DESCRIPTION OF THE TASK
Repeat every line exactly, keeping the pictures out of the copy.

** Start of DATASET **

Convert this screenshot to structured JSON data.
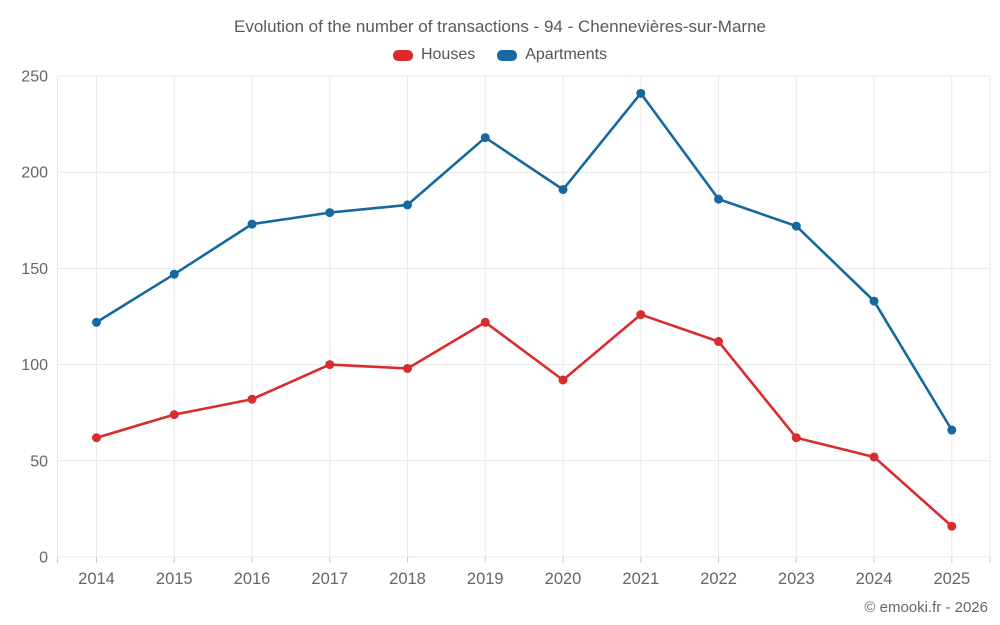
{
  "footer": {
    "credit": "© emooki.fr - 2026"
  },
  "colors": {
    "houses": "#d92c2c",
    "apartments": "#16699e",
    "gridline": "#e9e9e9",
    "tick": "#cccccc",
    "axis_text": "#666666",
    "title_text": "#595959"
  },
  "chart_data": {
    "type": "line",
    "title": "Evolution of the number of transactions - 94 - Chennevières-sur-Marne",
    "categories": [
      "2014",
      "2015",
      "2016",
      "2017",
      "2018",
      "2019",
      "2020",
      "2021",
      "2022",
      "2023",
      "2024",
      "2025"
    ],
    "series": [
      {
        "name": "Houses",
        "color": "#d92c2c",
        "values": [
          62,
          74,
          82,
          100,
          98,
          122,
          92,
          126,
          112,
          62,
          52,
          16
        ]
      },
      {
        "name": "Apartments",
        "color": "#16699e",
        "values": [
          122,
          147,
          173,
          179,
          183,
          218,
          191,
          241,
          186,
          172,
          133,
          66
        ]
      }
    ],
    "ylim": [
      0,
      250
    ],
    "yticks": [
      0,
      50,
      100,
      150,
      200,
      250
    ],
    "grid": true,
    "markers": true,
    "legend_position": "top",
    "xlabel": "",
    "ylabel": ""
  }
}
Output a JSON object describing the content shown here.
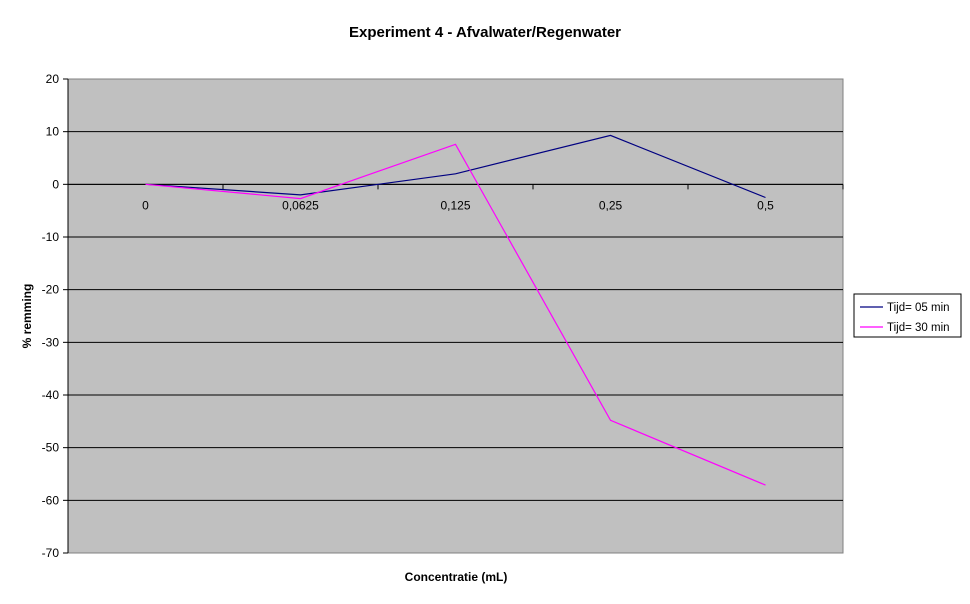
{
  "chart_data": {
    "type": "line",
    "title": "Experiment 4 - Afvalwater/Regenwater",
    "xlabel": "Concentratie (mL)",
    "ylabel": "% remming",
    "categories": [
      "0",
      "0,0625",
      "0,125",
      "0,25",
      "0,5"
    ],
    "ylim": [
      -70,
      20
    ],
    "yticks": [
      20,
      10,
      0,
      -10,
      -20,
      -30,
      -40,
      -50,
      -60,
      -70
    ],
    "grid": true,
    "legend_position": "right",
    "plot_background": "#c0c0c0",
    "series": [
      {
        "name": "Tijd= 05 min",
        "color": "#000080",
        "values": [
          0,
          -2,
          2,
          9.3,
          -2.5
        ]
      },
      {
        "name": "Tijd= 30 min",
        "color": "#ff00ff",
        "values": [
          0,
          -2.7,
          7.6,
          -44.8,
          -57.1
        ]
      }
    ]
  }
}
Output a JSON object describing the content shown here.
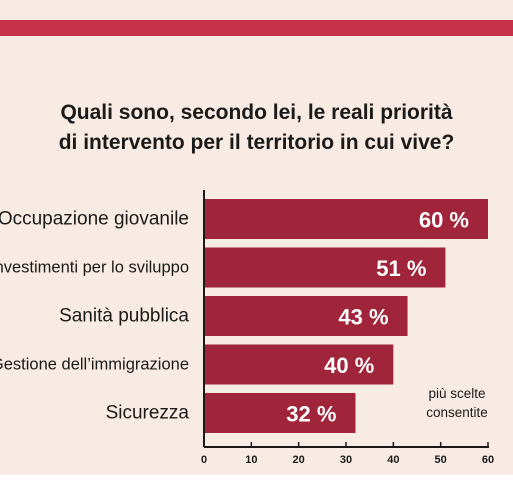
{
  "title_line1": "Quali sono, secondo lei, le reali priorità",
  "title_line2": "di intervento per il territorio in cui vive?",
  "note_line1": "più scelte",
  "note_line2": "consentite",
  "colors": {
    "bar": "#a0243a",
    "band": "#c8314a",
    "panel": "#f7ebe3"
  },
  "chart_data": {
    "type": "bar",
    "orientation": "horizontal",
    "categories": [
      "Occupazione giovanile",
      "Investimenti per lo sviluppo",
      "Sanità pubblica",
      "Gestione dell’immigrazione",
      "Sicurezza"
    ],
    "values": [
      60,
      51,
      43,
      40,
      32
    ],
    "data_labels": [
      "60 %",
      "51 %",
      "43 %",
      "40 %",
      "32 %"
    ],
    "xlim": [
      0,
      60
    ],
    "ticks": [
      0,
      10,
      20,
      30,
      40,
      50,
      60
    ],
    "title": "Quali sono, secondo lei, le reali priorità di intervento per il territorio in cui vive?",
    "annotation": "più scelte consentite"
  }
}
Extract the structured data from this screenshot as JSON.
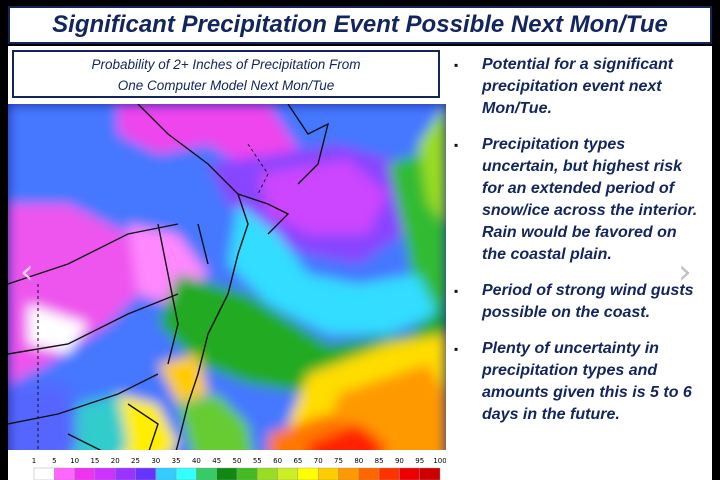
{
  "title": "Significant Precipitation Event Possible Next Mon/Tue",
  "map_caption": {
    "line1": "Probability of 2+ Inches of Precipitation From",
    "line2": "One Computer Model Next Mon/Tue"
  },
  "bullets": [
    {
      "marker": "▪",
      "lines": [
        "Potential for a significant",
        "precipitation event next",
        "Mon/Tue."
      ]
    },
    {
      "marker": "▪",
      "lines": [
        "Precipitation types",
        "uncertain, but highest risk",
        "for an extended period of",
        "snow/ice across the interior.",
        "Rain would be favored on",
        "the coastal plain."
      ]
    },
    {
      "marker": "▪",
      "lines": [
        "Period of strong wind gusts",
        "possible on the coast."
      ]
    },
    {
      "marker": "▪",
      "lines": [
        "Plenty of uncertainty in",
        "precipitation types and",
        "amounts given this is 5 to 6",
        "days in the future."
      ]
    }
  ],
  "legend": {
    "labels": [
      "1",
      "5",
      "10",
      "15",
      "20",
      "25",
      "30",
      "35",
      "40",
      "45",
      "50",
      "55",
      "60",
      "65",
      "70",
      "75",
      "80",
      "85",
      "90",
      "95",
      "100"
    ],
    "colors": [
      "#ffffff",
      "#ff66ff",
      "#ee33ee",
      "#cc33ff",
      "#9933ff",
      "#6633ff",
      "#33ccff",
      "#33ffff",
      "#33cc66",
      "#118811",
      "#44bb22",
      "#99dd22",
      "#ccee22",
      "#ffff00",
      "#ffcc00",
      "#ff9900",
      "#ff6600",
      "#ff3300",
      "#ee0000",
      "#cc0000"
    ]
  },
  "nav": {
    "prev": "‹",
    "next": "›"
  },
  "colors": {
    "title_text": "#12255e",
    "frame": "#12255e"
  }
}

** End of DATASET **

SOLUTION TO THIS PROBLEM
Convert this screenshot to structured JSON data.
{
  "footer": {
    "credit": "© emooki.fr - 2026"
  },
  "colors": {
    "houses": "#d92c2c",
    "apartments": "#16699e",
    "gridline": "#e9e9e9",
    "tick": "#cccccc",
    "axis_text": "#666666",
    "title_text": "#595959"
  },
  "chart_data": {
    "type": "line",
    "title": "Evolution of the number of transactions - 94 - Chennevières-sur-Marne",
    "categories": [
      "2014",
      "2015",
      "2016",
      "2017",
      "2018",
      "2019",
      "2020",
      "2021",
      "2022",
      "2023",
      "2024",
      "2025"
    ],
    "series": [
      {
        "name": "Houses",
        "color": "#d92c2c",
        "values": [
          62,
          74,
          82,
          100,
          98,
          122,
          92,
          126,
          112,
          62,
          52,
          16
        ]
      },
      {
        "name": "Apartments",
        "color": "#16699e",
        "values": [
          122,
          147,
          173,
          179,
          183,
          218,
          191,
          241,
          186,
          172,
          133,
          66
        ]
      }
    ],
    "ylim": [
      0,
      250
    ],
    "yticks": [
      0,
      50,
      100,
      150,
      200,
      250
    ],
    "grid": true,
    "markers": true,
    "legend_position": "top",
    "xlabel": "",
    "ylabel": ""
  }
}
Output a JSON object describing the content shown here.
{
  "chart_data": {
    "type": "line",
    "title": "Experiment 4 - Afvalwater/Regenwater",
    "xlabel": "Concentratie (mL)",
    "ylabel": "% remming",
    "categories": [
      "0",
      "0,0625",
      "0,125",
      "0,25",
      "0,5"
    ],
    "ylim": [
      -70,
      20
    ],
    "yticks": [
      20,
      10,
      0,
      -10,
      -20,
      -30,
      -40,
      -50,
      -60,
      -70
    ],
    "grid": true,
    "legend_position": "right",
    "plot_background": "#c0c0c0",
    "series": [
      {
        "name": "Tijd= 05 min",
        "color": "#000080",
        "values": [
          0,
          -2,
          2,
          9.3,
          -2.5
        ]
      },
      {
        "name": "Tijd= 30 min",
        "color": "#ff00ff",
        "values": [
          0,
          -2.7,
          7.6,
          -44.8,
          -57.1
        ]
      }
    ]
  }
}
Output a JSON object describing the content shown here.
{
  "title_line1": "Quali sono, secondo lei, le reali priorità",
  "title_line2": "di intervento per il territorio in cui vive?",
  "note_line1": "più scelte",
  "note_line2": "consentite",
  "colors": {
    "bar": "#a0243a",
    "band": "#c8314a",
    "panel": "#f7ebe3"
  },
  "chart_data": {
    "type": "bar",
    "orientation": "horizontal",
    "categories": [
      "Occupazione giovanile",
      "Investimenti per lo sviluppo",
      "Sanità pubblica",
      "Gestione dell’immigrazione",
      "Sicurezza"
    ],
    "values": [
      60,
      51,
      43,
      40,
      32
    ],
    "data_labels": [
      "60 %",
      "51 %",
      "43 %",
      "40 %",
      "32 %"
    ],
    "xlim": [
      0,
      60
    ],
    "ticks": [
      0,
      10,
      20,
      30,
      40,
      50,
      60
    ],
    "title": "Quali sono, secondo lei, le reali priorità di intervento per il territorio in cui vive?",
    "annotation": "più scelte consentite"
  }
}
Extract the structured data from this screenshot as JSON.
{
  "title": "Significant Precipitation Event Possible Next Mon/Tue",
  "map_caption": {
    "line1": "Probability of 2+ Inches of Precipitation From",
    "line2": "One Computer Model Next Mon/Tue"
  },
  "bullets": [
    {
      "marker": "▪",
      "lines": [
        "Potential for a significant",
        "precipitation event next",
        "Mon/Tue."
      ]
    },
    {
      "marker": "▪",
      "lines": [
        "Precipitation types",
        "uncertain, but highest risk",
        "for an extended period of",
        "snow/ice across the interior.",
        "Rain would be favored on",
        "the coastal plain."
      ]
    },
    {
      "marker": "▪",
      "lines": [
        "Period of strong wind gusts",
        "possible on the coast."
      ]
    },
    {
      "marker": "▪",
      "lines": [
        "Plenty of uncertainty in",
        "precipitation types and",
        "amounts given this is 5 to 6",
        "days in the future."
      ]
    }
  ],
  "legend": {
    "labels": [
      "1",
      "5",
      "10",
      "15",
      "20",
      "25",
      "30",
      "35",
      "40",
      "45",
      "50",
      "55",
      "60",
      "65",
      "70",
      "75",
      "80",
      "85",
      "90",
      "95",
      "100"
    ],
    "colors": [
      "#ffffff",
      "#ff66ff",
      "#ee33ee",
      "#cc33ff",
      "#9933ff",
      "#6633ff",
      "#33ccff",
      "#33ffff",
      "#33cc66",
      "#118811",
      "#44bb22",
      "#99dd22",
      "#ccee22",
      "#ffff00",
      "#ffcc00",
      "#ff9900",
      "#ff6600",
      "#ff3300",
      "#ee0000",
      "#cc0000"
    ]
  },
  "nav": {
    "prev": "‹",
    "next": "›"
  },
  "colors": {
    "title_text": "#12255e",
    "frame": "#12255e"
  }
}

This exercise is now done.